◆ Directions
Locate the lines of the listing below that hold "Source", then copy each of them.

(Collected data)

'''

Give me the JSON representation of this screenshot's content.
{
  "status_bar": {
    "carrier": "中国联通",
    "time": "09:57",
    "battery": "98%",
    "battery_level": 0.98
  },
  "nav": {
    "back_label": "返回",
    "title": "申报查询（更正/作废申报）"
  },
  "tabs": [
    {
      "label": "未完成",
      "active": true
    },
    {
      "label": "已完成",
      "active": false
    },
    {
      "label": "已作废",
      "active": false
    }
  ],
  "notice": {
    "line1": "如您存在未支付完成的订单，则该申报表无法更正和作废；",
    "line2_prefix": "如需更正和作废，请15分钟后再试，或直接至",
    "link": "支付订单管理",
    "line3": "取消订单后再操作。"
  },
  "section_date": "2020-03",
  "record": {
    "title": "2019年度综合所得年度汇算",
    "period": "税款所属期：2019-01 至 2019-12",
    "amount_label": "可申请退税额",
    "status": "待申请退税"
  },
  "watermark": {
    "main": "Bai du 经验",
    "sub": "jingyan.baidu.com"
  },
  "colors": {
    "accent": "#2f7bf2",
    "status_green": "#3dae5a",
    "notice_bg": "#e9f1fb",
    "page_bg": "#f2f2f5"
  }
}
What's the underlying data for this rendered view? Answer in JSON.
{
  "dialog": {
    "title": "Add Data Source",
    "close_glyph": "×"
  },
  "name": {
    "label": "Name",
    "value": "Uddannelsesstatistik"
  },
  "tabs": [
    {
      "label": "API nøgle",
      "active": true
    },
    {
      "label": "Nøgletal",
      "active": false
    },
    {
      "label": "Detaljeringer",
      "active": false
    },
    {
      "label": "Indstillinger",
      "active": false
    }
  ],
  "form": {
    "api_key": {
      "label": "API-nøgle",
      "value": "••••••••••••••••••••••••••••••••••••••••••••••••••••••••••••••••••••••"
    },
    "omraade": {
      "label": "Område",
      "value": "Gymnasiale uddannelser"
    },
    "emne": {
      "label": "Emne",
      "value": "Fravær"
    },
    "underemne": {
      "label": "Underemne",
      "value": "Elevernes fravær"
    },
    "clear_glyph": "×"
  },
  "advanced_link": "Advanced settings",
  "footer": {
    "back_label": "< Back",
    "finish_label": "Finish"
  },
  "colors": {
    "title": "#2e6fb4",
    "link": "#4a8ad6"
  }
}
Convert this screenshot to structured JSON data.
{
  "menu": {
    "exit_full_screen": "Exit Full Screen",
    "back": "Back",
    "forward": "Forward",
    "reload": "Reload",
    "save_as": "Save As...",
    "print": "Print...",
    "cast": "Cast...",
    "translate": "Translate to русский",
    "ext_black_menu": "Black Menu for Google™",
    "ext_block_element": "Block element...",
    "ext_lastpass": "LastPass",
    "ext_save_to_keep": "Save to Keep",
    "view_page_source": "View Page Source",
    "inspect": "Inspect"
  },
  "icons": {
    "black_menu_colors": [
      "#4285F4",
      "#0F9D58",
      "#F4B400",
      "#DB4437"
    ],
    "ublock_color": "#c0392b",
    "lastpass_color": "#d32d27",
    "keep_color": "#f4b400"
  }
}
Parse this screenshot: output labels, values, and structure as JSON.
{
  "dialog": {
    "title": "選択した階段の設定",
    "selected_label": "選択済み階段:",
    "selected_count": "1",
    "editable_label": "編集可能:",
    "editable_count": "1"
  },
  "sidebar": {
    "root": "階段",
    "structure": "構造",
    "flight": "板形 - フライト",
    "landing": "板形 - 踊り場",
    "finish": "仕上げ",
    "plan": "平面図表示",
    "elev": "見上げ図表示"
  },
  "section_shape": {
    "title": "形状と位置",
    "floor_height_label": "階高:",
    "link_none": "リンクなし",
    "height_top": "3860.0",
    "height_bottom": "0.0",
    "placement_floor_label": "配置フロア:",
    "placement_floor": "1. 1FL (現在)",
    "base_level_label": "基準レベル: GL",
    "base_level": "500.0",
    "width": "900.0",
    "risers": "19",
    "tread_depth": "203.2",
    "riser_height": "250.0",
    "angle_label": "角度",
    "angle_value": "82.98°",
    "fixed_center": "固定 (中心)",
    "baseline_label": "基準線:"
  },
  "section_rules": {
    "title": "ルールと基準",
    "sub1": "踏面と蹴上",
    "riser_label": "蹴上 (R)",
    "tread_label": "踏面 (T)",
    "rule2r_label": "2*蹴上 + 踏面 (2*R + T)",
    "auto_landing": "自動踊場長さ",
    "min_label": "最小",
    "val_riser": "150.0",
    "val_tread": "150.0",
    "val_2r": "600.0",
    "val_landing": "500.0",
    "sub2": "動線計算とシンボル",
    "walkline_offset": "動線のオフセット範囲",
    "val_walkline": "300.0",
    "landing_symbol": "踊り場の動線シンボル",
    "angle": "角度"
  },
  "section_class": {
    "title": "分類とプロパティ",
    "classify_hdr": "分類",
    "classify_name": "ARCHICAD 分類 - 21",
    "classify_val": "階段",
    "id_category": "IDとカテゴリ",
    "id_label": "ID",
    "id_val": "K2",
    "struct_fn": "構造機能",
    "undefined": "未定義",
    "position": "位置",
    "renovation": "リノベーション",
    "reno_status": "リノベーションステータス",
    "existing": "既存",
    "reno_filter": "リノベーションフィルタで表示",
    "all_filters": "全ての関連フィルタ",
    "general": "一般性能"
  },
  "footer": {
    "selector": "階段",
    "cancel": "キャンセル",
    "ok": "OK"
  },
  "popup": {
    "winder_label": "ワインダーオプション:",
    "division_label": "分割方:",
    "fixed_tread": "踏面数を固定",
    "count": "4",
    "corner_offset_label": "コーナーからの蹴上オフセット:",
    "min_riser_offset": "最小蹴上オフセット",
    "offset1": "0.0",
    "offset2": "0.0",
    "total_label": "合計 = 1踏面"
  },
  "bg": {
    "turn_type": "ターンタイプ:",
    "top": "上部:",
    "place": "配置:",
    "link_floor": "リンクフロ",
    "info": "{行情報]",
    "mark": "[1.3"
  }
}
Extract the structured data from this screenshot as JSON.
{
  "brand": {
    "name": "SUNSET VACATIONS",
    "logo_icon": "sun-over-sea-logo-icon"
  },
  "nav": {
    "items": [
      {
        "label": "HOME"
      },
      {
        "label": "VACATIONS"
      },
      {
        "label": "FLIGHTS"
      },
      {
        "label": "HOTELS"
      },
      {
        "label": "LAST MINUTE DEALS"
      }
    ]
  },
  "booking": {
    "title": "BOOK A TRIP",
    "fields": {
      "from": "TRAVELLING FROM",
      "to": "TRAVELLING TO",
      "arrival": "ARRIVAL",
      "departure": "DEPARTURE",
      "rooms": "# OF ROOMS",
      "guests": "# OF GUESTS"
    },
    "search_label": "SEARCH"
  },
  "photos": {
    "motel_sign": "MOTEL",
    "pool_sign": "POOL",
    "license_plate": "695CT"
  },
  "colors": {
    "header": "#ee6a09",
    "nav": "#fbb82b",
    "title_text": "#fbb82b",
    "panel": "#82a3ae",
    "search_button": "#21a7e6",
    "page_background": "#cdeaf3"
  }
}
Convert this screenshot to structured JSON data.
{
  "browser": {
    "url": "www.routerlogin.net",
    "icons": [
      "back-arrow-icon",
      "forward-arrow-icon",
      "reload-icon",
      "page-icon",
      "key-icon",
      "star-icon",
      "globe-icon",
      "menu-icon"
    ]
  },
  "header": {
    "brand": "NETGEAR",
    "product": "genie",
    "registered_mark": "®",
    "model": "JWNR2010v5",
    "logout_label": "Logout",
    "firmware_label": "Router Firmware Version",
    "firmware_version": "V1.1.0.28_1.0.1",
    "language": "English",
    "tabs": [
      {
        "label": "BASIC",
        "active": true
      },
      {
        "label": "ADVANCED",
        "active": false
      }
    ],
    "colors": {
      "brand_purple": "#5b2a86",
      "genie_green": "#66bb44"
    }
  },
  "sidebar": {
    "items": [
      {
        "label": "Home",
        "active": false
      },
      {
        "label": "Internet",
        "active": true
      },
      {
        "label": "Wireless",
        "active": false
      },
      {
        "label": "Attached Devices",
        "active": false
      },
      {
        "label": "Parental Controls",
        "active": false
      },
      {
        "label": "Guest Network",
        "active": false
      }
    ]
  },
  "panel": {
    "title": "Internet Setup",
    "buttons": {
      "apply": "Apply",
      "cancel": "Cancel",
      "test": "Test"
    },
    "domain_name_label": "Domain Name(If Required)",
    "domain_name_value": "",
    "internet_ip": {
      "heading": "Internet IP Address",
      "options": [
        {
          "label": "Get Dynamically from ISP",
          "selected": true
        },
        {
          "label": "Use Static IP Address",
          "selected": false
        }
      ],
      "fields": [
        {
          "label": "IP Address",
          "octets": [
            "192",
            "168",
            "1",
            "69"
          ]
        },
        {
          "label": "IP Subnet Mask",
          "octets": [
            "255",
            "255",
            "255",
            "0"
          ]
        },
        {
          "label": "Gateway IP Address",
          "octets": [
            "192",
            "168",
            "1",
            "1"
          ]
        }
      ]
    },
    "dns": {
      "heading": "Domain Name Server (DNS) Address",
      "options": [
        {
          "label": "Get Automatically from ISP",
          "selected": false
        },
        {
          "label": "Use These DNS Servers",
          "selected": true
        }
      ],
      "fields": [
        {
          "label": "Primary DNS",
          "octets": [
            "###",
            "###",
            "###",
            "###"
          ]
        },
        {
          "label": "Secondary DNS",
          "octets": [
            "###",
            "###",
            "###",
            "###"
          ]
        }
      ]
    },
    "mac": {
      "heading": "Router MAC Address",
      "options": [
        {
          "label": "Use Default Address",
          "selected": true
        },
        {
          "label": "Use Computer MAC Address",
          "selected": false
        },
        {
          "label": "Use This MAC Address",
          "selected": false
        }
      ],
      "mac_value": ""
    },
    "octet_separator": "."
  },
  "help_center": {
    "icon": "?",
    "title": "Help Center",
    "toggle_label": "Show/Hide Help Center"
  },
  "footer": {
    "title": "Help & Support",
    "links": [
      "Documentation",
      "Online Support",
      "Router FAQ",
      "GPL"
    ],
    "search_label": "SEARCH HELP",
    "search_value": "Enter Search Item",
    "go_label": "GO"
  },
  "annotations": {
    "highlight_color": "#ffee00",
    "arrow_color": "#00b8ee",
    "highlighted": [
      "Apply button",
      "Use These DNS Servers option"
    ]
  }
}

'''

◆ Correct response
    "title": "Add Data Source",
    "view_page_source": "View Page Source",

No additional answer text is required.